#### [Requirement]
Give all of the lines again exactly as they read.

** start **

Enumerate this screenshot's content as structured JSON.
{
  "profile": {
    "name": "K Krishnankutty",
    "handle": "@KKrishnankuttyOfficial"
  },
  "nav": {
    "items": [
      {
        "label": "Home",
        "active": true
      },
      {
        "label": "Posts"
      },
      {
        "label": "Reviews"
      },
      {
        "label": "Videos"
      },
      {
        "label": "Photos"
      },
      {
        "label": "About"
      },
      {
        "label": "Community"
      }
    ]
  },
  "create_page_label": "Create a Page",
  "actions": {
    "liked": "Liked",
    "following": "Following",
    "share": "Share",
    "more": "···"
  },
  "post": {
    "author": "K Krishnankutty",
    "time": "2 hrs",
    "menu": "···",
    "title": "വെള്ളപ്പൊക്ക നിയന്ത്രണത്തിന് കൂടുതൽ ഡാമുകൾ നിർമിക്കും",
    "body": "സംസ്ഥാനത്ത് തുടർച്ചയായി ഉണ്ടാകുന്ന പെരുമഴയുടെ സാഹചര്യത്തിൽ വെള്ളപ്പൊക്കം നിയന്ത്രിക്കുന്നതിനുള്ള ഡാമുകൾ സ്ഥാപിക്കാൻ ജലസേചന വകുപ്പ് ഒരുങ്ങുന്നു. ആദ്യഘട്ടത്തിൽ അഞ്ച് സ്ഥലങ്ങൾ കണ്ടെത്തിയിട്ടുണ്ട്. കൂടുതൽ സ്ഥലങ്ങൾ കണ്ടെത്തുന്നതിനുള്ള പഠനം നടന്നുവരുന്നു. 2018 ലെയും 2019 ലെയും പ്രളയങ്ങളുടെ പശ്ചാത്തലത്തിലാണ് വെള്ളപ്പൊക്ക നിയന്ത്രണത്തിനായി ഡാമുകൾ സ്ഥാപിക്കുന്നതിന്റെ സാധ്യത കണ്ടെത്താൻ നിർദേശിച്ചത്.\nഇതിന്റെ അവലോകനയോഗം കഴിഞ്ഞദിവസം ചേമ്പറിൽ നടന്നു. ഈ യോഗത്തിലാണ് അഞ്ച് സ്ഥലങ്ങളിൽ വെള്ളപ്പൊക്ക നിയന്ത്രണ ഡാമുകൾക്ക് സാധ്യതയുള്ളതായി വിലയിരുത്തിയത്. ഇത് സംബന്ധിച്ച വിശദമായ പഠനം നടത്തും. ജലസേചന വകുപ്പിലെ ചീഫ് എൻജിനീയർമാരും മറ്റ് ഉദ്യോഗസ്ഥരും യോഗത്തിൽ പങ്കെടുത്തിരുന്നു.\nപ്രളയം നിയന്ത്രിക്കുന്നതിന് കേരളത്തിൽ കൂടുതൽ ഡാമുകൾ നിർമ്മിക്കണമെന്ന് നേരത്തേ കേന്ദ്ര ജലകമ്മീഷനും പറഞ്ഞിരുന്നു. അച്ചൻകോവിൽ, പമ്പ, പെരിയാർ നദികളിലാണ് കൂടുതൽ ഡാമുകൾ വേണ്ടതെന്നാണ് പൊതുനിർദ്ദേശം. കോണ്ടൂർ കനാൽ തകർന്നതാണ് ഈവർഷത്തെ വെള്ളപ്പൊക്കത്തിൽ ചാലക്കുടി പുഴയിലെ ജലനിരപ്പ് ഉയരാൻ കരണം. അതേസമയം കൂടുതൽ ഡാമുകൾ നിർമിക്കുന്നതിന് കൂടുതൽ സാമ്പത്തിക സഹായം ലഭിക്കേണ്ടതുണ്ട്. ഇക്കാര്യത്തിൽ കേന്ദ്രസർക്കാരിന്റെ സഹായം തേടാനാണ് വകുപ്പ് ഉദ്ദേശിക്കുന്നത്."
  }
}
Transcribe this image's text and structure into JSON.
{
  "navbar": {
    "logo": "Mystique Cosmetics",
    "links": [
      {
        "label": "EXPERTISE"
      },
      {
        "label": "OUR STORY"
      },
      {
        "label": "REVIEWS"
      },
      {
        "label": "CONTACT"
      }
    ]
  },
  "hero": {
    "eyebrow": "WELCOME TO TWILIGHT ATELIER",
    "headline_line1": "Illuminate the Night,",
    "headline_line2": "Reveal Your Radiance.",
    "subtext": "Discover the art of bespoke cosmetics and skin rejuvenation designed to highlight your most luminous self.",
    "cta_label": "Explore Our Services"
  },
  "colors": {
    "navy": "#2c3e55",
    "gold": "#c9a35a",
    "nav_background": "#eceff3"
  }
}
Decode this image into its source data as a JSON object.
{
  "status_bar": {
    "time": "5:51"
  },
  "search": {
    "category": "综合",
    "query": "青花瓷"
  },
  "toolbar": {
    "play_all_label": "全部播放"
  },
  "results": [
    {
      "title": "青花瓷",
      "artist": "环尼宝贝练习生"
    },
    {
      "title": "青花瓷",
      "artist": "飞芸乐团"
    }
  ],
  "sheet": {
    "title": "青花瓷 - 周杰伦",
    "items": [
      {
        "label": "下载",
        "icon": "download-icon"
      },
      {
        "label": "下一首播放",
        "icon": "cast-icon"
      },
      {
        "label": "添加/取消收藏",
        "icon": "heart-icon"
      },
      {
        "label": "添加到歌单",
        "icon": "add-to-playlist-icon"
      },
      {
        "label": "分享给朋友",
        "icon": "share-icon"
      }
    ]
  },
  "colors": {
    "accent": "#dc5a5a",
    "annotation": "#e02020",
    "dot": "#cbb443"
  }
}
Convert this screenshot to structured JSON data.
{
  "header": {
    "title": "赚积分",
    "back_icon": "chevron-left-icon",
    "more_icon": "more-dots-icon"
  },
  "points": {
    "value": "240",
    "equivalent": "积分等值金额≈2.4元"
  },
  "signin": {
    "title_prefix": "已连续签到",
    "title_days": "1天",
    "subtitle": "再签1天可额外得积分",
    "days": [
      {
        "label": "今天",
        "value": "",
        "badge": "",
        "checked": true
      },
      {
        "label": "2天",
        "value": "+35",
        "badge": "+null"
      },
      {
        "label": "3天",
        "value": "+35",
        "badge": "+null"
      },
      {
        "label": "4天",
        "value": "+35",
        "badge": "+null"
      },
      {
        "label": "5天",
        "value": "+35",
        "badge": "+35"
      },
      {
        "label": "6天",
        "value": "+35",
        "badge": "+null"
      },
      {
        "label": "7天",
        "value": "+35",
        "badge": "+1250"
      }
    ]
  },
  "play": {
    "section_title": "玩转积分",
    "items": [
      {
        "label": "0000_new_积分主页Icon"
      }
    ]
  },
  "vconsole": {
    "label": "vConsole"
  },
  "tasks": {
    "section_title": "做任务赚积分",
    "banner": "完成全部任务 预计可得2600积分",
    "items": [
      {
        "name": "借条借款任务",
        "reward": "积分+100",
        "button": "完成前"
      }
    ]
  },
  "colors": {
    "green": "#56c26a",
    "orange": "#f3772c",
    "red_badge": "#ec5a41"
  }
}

** end **

#### [Exercise output]
Enumerate this screenshot's content as structured JSON.
{
  "profile": {
    "name": "K Krishnankutty",
    "handle": "@KKrishnankuttyOfficial"
  },
  "nav": {
    "items": [
      {
        "label": "Home",
        "active": true
      },
      {
        "label": "Posts"
      },
      {
        "label": "Reviews"
      },
      {
        "label": "Videos"
      },
      {
        "label": "Photos"
      },
      {
        "label": "About"
      },
      {
        "label": "Community"
      }
    ]
  },
  "create_page_label": "Create a Page",
  "actions": {
    "liked": "Liked",
    "following": "Following",
    "share": "Share",
    "more": "···"
  },
  "post": {
    "author": "K Krishnankutty",
    "time": "2 hrs",
    "menu": "···",
    "title": "വെള്ളപ്പൊക്ക നിയന്ത്രണത്തിന് കൂടുതൽ ഡാമുകൾ നിർമിക്കും",
    "body": "സംസ്ഥാനത്ത് തുടർച്ചയായി ഉണ്ടാകുന്ന പെരുമഴയുടെ സാഹചര്യത്തിൽ വെള്ളപ്പൊക്കം നിയന്ത്രിക്കുന്നതിനുള്ള ഡാമുകൾ സ്ഥാപിക്കാൻ ജലസേചന വകുപ്പ് ഒരുങ്ങുന്നു. ആദ്യഘട്ടത്തിൽ അഞ്ച് സ്ഥലങ്ങൾ കണ്ടെത്തിയിട്ടുണ്ട്. കൂടുതൽ സ്ഥലങ്ങൾ കണ്ടെത്തുന്നതിനുള്ള പഠനം നടന്നുവരുന്നു. 2018 ലെയും 2019 ലെയും പ്രളയങ്ങളുടെ പശ്ചാത്തലത്തിലാണ് വെള്ളപ്പൊക്ക നിയന്ത്രണത്തിനായി ഡാമുകൾ സ്ഥാപിക്കുന്നതിന്റെ സാധ്യത കണ്ടെത്താൻ നിർദേശിച്ചത്.\nഇതിന്റെ അവലോകനയോഗം കഴിഞ്ഞദിവസം ചേമ്പറിൽ നടന്നു. ഈ യോഗത്തിലാണ് അഞ്ച് സ്ഥലങ്ങളിൽ വെള്ളപ്പൊക്ക നിയന്ത്രണ ഡാമുകൾക്ക് സാധ്യതയുള്ളതായി വിലയിരുത്തിയത്. ഇത് സംബന്ധിച്ച വിശദമായ പഠനം നടത്തും. ജലസേചന വകുപ്പിലെ ചീഫ് എൻജിനീയർമാരും മറ്റ് ഉദ്യോഗസ്ഥരും യോഗത്തിൽ പങ്കെടുത്തിരുന്നു.\nപ്രളയം നിയന്ത്രിക്കുന്നതിന് കേരളത്തിൽ കൂടുതൽ ഡാമുകൾ നിർമ്മിക്കണമെന്ന് നേരത്തേ കേന്ദ്ര ജലകമ്മീഷനും പറഞ്ഞിരുന്നു. അച്ചൻകോവിൽ, പമ്പ, പെരിയാർ നദികളിലാണ് കൂടുതൽ ഡാമുകൾ വേണ്ടതെന്നാണ് പൊതുനിർദ്ദേശം. കോണ്ടൂർ കനാൽ തകർന്നതാണ് ഈവർഷത്തെ വെള്ളപ്പൊക്കത്തിൽ ചാലക്കുടി പുഴയിലെ ജലനിരപ്പ് ഉയരാൻ കരണം. അതേസമയം കൂടുതൽ ഡാമുകൾ നിർമിക്കുന്നതിന് കൂടുതൽ സാമ്പത്തിക സഹായം ലഭിക്കേണ്ടതുണ്ട്. ഇക്കാര്യത്തിൽ കേന്ദ്രസർക്കാരിന്റെ സഹായം തേടാനാണ് വകുപ്പ് ഉദ്ദേശിക്കുന്നത്."
  }
}
Transcribe this image's text and structure into JSON.
{
  "navbar": {
    "logo": "Mystique Cosmetics",
    "links": [
      {
        "label": "EXPERTISE"
      },
      {
        "label": "OUR STORY"
      },
      {
        "label": "REVIEWS"
      },
      {
        "label": "CONTACT"
      }
    ]
  },
  "hero": {
    "eyebrow": "WELCOME TO TWILIGHT ATELIER",
    "headline_line1": "Illuminate the Night,",
    "headline_line2": "Reveal Your Radiance.",
    "subtext": "Discover the art of bespoke cosmetics and skin rejuvenation designed to highlight your most luminous self.",
    "cta_label": "Explore Our Services"
  },
  "colors": {
    "navy": "#2c3e55",
    "gold": "#c9a35a",
    "nav_background": "#eceff3"
  }
}
Decode this image into its source data as a JSON object.
{
  "status_bar": {
    "time": "5:51"
  },
  "search": {
    "category": "综合",
    "query": "青花瓷"
  },
  "toolbar": {
    "play_all_label": "全部播放"
  },
  "results": [
    {
      "title": "青花瓷",
      "artist": "环尼宝贝练习生"
    },
    {
      "title": "青花瓷",
      "artist": "飞芸乐团"
    }
  ],
  "sheet": {
    "title": "青花瓷 - 周杰伦",
    "items": [
      {
        "label": "下载",
        "icon": "download-icon"
      },
      {
        "label": "下一首播放",
        "icon": "cast-icon"
      },
      {
        "label": "添加/取消收藏",
        "icon": "heart-icon"
      },
      {
        "label": "添加到歌单",
        "icon": "add-to-playlist-icon"
      },
      {
        "label": "分享给朋友",
        "icon": "share-icon"
      }
    ]
  },
  "colors": {
    "accent": "#dc5a5a",
    "annotation": "#e02020",
    "dot": "#cbb443"
  }
}
Convert this screenshot to structured JSON data.
{
  "header": {
    "title": "赚积分",
    "back_icon": "chevron-left-icon",
    "more_icon": "more-dots-icon"
  },
  "points": {
    "value": "240",
    "equivalent": "积分等值金额≈2.4元"
  },
  "signin": {
    "title_prefix": "已连续签到",
    "title_days": "1天",
    "subtitle": "再签1天可额外得积分",
    "days": [
      {
        "label": "今天",
        "value": "",
        "badge": "",
        "checked": true
      },
      {
        "label": "2天",
        "value": "+35",
        "badge": "+null"
      },
      {
        "label": "3天",
        "value": "+35",
        "badge": "+null"
      },
      {
        "label": "4天",
        "value": "+35",
        "badge": "+null"
      },
      {
        "label": "5天",
        "value": "+35",
        "badge": "+35"
      },
      {
        "label": "6天",
        "value": "+35",
        "badge": "+null"
      },
      {
        "label": "7天",
        "value": "+35",
        "badge": "+1250"
      }
    ]
  },
  "play": {
    "section_title": "玩转积分",
    "items": [
      {
        "label": "0000_new_积分主页Icon"
      }
    ]
  },
  "vconsole": {
    "label": "vConsole"
  },
  "tasks": {
    "section_title": "做任务赚积分",
    "banner": "完成全部任务 预计可得2600积分",
    "items": [
      {
        "name": "借条借款任务",
        "reward": "积分+100",
        "button": "完成前"
      }
    ]
  },
  "colors": {
    "green": "#56c26a",
    "orange": "#f3772c",
    "red_badge": "#ec5a41"
  }
}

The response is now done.